List of tasks:
A. Transcribe the Metal Rock thread from "I really love" up to and including "me forever LOL!".
B. Answer these from the Metal Rock thread, one per line:
(i) How much did MiCHiE pay for Metal Rock, and in what month and year?
(ii) Which two LEs does SMMY say MAC is resurrecting?
(iii) What shade does sigwing give for herself?
C. Carry the Metal Rock thread on past its final post.

Source:

I think it's funny that I read this thread and then went over to livejournal.  One of the first post I saw there was a sale and one of the items was a Metal Rock MSF that the seller is taking offers on.  If I remember correction, they will be taking offers until Friday and they are taking no less than $50, but don't quote me on that.  I had to laugh!! What are the chances?


----------



## SMMY (Oct 25, 2007)

Actually probably pretty good, unfortunately. Though hopefully now that MAC is resurrecting some popular LE's again (moth brown and parrot) maybe people will be less predisposed to spend outrageous amounts for some of these. I seem to remember someone spending around $150 for Pleasureflush on eBay. Ouch!


----------



## MiCHiE (Oct 25, 2007)

Quote:

   Originally Posted by *SMMY* 

 
_Actually probably pretty good, unfortunately. Though hopefully now that MAC is resurrecting some popular LE's again (moth brown and parrot) maybe people will be less predisposed to spend outrageous amounts for some of these. I seem to remember someone spending around $150 for Pleasureflush on eBay. Ouch!_

 
Right. I got into MAC June of '06 and Metal Rock was nowhere to be found by the time I was looking for it. I paid $42 for mine in Mar. '07. I'm sure someone will pay $50 for it.


----------



## sitasati (Oct 25, 2007)

I really love New Vegas. This is the first time I ever purchased an MSF and I can see why MSFs are so great. I hope mac does re-release some of the older MSFs so us newbies can get a taste of that too! =)


----------



## lola336 (Oct 25, 2007)

i actually like metal rock in the summer..in the winter its harder to pull of. but if u use a really light hand it can happen. i dab just a tiny bit...so that msf will last me forever LOL!


----------



## ~Crystal~ (Oct 26, 2007)

hmm I'm NW15 and yes... I admit to having metal rock haha. For collection purposes? Yes. BUT I only have one... and, surprisingly, yes i can actually use it, and i DO every now and then, without looking like I have dirt on my face lol.
For the other paler girls out there who don't get how to use it... just... be careful with it lol. I promise you it CAN work!! 
	

	
	
		
		

		
			




Just DON'T swirl your brush in it like you would with any other MSF 
	

	
	
		
		

		
		
	


	




I use Lightscapade every single day too


----------



## sigwing (Oct 28, 2007)

I'm NC25 and love Metal Rock!  I have a large (non-MAC) sort of flat-ish powder or blush brush that I barely touch onto it, then apply like you would a sheer bronzer powder, not all over.  I hadn't thought of trying it on my eyes!  I had a backup and think I gave it to my niece...I need to go check now!

Data:
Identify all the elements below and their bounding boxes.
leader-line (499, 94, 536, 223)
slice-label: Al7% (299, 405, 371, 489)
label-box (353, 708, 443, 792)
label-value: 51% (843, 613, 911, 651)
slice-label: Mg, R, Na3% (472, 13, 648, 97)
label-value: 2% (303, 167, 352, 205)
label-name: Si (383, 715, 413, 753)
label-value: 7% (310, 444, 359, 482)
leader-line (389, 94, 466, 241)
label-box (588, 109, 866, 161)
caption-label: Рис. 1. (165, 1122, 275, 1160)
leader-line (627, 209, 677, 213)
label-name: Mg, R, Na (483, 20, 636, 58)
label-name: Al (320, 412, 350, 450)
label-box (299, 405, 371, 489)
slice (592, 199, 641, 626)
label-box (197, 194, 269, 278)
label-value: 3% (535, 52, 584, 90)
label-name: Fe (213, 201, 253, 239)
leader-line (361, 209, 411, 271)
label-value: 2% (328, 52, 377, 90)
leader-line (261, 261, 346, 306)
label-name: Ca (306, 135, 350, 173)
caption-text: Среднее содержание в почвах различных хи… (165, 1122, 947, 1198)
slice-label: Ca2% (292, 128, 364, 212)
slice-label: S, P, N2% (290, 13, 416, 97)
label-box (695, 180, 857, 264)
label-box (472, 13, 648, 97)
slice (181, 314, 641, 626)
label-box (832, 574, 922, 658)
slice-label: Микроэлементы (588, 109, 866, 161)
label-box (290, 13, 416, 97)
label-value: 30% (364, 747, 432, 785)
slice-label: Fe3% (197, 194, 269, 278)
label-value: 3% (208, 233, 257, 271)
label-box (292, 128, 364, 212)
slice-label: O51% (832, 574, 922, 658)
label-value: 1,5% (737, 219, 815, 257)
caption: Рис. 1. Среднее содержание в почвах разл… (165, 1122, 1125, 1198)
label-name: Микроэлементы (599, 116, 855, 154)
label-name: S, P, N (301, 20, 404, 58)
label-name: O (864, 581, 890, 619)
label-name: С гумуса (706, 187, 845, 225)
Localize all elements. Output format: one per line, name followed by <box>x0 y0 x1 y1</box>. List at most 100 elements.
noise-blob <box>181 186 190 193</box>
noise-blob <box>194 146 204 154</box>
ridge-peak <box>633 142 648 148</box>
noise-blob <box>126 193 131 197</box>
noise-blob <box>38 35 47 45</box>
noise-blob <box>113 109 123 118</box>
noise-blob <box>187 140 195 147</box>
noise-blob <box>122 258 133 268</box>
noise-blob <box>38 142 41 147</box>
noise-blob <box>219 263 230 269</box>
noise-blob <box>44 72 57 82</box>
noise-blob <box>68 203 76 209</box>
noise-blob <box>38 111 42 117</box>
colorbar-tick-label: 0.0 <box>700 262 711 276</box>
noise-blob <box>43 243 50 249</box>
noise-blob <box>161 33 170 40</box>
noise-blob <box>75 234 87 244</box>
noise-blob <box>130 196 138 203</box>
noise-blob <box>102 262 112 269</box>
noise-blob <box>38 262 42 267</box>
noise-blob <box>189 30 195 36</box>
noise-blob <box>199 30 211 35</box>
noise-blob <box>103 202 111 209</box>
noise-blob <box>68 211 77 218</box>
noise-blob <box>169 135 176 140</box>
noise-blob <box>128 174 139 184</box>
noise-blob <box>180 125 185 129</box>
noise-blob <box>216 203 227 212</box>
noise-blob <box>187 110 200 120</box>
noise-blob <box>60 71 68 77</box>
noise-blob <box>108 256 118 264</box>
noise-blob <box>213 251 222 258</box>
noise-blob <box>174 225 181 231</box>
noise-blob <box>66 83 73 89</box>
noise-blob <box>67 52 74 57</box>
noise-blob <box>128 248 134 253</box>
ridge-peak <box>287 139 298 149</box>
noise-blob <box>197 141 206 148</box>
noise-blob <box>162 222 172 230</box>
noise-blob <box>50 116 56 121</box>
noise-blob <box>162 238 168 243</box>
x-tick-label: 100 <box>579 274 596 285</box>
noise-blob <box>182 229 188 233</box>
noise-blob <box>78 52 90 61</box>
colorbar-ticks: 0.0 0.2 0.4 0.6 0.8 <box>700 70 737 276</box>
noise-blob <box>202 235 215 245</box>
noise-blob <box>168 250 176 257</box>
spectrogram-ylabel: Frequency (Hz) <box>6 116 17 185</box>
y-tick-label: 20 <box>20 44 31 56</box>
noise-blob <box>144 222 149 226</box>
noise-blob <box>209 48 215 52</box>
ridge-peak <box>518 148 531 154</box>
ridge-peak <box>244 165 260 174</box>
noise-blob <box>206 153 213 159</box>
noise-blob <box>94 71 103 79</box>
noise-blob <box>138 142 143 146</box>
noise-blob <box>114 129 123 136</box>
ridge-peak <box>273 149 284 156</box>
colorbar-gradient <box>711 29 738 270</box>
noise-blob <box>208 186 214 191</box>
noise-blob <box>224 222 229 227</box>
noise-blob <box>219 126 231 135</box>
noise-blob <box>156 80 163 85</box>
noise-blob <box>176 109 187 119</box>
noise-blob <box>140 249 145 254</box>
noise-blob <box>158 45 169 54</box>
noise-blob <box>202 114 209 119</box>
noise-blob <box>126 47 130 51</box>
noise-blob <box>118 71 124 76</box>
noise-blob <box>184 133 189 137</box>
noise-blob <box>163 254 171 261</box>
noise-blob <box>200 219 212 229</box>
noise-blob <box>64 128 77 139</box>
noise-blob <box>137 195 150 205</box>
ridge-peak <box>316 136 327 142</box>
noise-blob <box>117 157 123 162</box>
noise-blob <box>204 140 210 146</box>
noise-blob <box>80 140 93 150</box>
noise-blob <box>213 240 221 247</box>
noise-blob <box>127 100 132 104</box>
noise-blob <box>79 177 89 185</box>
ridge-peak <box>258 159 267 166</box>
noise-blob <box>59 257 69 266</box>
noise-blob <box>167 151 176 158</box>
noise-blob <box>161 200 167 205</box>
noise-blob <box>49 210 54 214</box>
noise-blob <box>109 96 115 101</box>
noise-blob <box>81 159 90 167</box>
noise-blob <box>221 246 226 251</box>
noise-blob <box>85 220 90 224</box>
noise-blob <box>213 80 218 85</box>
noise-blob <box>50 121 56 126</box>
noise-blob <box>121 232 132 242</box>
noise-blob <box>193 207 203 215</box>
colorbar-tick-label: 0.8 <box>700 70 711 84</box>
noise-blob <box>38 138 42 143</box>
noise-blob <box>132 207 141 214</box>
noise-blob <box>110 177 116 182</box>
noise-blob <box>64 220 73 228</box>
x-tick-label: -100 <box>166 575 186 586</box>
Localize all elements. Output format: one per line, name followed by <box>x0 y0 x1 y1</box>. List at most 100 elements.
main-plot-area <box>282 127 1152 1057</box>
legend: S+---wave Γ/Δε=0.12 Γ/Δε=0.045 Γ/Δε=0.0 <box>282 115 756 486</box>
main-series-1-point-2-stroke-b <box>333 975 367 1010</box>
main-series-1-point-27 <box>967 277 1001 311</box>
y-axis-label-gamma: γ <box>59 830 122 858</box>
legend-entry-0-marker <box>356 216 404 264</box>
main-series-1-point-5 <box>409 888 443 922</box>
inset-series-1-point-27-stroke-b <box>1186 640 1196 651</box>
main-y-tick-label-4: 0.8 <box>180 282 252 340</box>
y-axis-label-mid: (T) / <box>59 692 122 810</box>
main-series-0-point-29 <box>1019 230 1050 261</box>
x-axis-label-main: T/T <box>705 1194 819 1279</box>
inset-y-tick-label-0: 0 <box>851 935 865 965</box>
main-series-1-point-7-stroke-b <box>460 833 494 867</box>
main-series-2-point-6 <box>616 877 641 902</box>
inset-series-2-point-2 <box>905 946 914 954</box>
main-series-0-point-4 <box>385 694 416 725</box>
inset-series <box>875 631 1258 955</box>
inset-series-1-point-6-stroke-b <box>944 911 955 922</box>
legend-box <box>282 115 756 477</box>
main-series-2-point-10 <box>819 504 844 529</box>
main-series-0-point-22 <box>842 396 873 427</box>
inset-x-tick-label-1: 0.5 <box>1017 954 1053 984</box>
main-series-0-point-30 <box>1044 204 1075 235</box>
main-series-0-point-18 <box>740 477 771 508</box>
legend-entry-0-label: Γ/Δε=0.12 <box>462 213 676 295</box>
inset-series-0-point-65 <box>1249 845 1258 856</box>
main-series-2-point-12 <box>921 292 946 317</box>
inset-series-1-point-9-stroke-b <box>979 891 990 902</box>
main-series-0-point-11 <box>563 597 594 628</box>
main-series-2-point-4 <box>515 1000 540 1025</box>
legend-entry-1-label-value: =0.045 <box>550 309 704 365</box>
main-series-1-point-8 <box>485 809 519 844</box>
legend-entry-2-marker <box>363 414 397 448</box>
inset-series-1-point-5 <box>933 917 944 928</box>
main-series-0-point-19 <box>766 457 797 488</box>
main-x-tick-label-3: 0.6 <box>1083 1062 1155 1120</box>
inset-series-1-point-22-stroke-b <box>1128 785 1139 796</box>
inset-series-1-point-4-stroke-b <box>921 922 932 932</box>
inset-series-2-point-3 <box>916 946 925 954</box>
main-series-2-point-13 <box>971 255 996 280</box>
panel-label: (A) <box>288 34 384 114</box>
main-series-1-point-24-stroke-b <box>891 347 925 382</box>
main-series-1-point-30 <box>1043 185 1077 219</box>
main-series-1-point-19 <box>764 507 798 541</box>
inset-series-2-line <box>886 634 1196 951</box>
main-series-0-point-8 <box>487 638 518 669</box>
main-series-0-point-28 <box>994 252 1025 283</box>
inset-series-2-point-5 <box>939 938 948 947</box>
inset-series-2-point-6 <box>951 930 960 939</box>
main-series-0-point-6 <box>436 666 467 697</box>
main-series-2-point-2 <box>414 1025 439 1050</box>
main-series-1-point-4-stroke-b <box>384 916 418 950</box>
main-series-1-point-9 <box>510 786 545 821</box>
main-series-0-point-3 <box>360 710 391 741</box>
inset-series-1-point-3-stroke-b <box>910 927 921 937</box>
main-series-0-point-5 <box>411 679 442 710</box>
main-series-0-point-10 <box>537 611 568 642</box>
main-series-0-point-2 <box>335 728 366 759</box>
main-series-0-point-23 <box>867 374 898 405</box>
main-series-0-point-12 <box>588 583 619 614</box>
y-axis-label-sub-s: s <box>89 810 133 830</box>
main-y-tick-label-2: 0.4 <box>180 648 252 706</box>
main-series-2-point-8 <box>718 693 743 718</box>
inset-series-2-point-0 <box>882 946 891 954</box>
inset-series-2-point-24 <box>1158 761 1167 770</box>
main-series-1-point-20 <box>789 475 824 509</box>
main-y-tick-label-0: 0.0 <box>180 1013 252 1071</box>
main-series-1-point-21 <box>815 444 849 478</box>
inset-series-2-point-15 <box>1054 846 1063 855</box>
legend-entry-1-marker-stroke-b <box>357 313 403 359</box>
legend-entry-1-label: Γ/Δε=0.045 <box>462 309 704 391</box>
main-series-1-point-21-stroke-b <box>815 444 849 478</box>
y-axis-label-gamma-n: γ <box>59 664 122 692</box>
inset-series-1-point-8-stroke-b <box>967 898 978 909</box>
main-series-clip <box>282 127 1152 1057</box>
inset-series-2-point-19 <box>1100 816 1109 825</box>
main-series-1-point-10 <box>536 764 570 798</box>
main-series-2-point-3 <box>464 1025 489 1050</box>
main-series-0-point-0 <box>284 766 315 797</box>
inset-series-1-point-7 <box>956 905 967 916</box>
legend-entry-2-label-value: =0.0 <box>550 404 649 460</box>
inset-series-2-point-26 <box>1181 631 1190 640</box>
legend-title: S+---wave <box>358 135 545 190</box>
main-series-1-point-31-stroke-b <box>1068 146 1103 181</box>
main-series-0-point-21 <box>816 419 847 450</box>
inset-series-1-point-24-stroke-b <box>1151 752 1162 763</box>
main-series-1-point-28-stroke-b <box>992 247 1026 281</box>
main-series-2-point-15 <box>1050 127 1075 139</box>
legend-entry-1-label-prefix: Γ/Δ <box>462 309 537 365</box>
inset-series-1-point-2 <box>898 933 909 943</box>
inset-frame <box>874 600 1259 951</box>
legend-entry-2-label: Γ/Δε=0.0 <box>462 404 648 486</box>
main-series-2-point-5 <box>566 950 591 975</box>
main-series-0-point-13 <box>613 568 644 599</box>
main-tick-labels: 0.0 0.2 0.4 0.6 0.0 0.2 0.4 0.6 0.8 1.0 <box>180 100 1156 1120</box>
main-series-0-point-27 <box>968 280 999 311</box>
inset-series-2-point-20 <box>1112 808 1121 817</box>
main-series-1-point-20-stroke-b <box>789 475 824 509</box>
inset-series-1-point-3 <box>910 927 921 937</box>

Task-by-task outputs:
A.
I really love New Vegas. This is the first time I ever purchased an MSF and I can see why MSFs are so great. I hope mac does re-release some of the older MSFs so us newbies can get a taste of that too! =)


----------



## lola336 (Oct 25, 2007)

i actually like metal rock in the summer..in the winter its harder to pull of. but if u use a really light hand it can happen. i dab just a tiny bit...so that msf will last me forever LOL!

B.
(i) $42, in March 2007
(ii) Moth brown and parrot
(iii) NC25

C.
Whenever I buy backups it's because I just love something and I know it's LE and I'll never see it again.  I may take a long time to finish the first one, but at least I don't avoid using it because I'm afraid of it being gone & having no replacement.  I HATE having something I love, am ready to buy more of, only to find out they discontinued the product and haven't had it in months.


----------



## Twinkle_Twinkle (Oct 29, 2007)

I just wanted to add that I recenly picked up Chocolate Brown pigment and used it with my 188 from temple through contour and it was beautiful.  So for now, the hunt for Metal Rock is over.


----------



## lsperry (Oct 29, 2007)

Quote:

   Originally Posted by *♥MiCHiE♥* 

 
_Right. I got into MAC June of '06 and Metal Rock was nowhere to be found by the time I was looking for it. I paid $42 for mine in Mar. '07. I'm sure someone will pay $50 for it._

 
Yeah; I went looking for one in April '07 and asked MAC to do a GBNF search for it. No luck there. So, I bought one from a fellow Specktra member in August '07 and paid $40 for it. I thought this was a fair price due to its scarcity. But if you go looking for it in the for-sale threads now, the cheapest price you'll find is $60 or $65 -- No way would I pay that for it.....

And I'm not holding my breath that MAC will re-release it any time soon.

I'm really enjoying mine and had tried the Chocolate Brown pigment w/the 187 and 188 -- it didn't work for me.....


----------



## Twinkle_Twinkle (Oct 30, 2007)

Why didn't Chocolate Brown work for you?  What's the difference you see with Metal Rock?  This is interesting.


----------



## GoldenGirl (Aug 10, 2008)

Bumping because I'd like to know how to use chocolate brown as a metal rock replacement...


----------



## aziajs (Aug 10, 2008)

Quote:

   Originally Posted by *GoldenGirl* 

 
_Bumping because I'd like to know how to use chocolate brown as a metal rock replacement..._

 
You could take a angled blush brush and sweep it along the hollow of your cheek.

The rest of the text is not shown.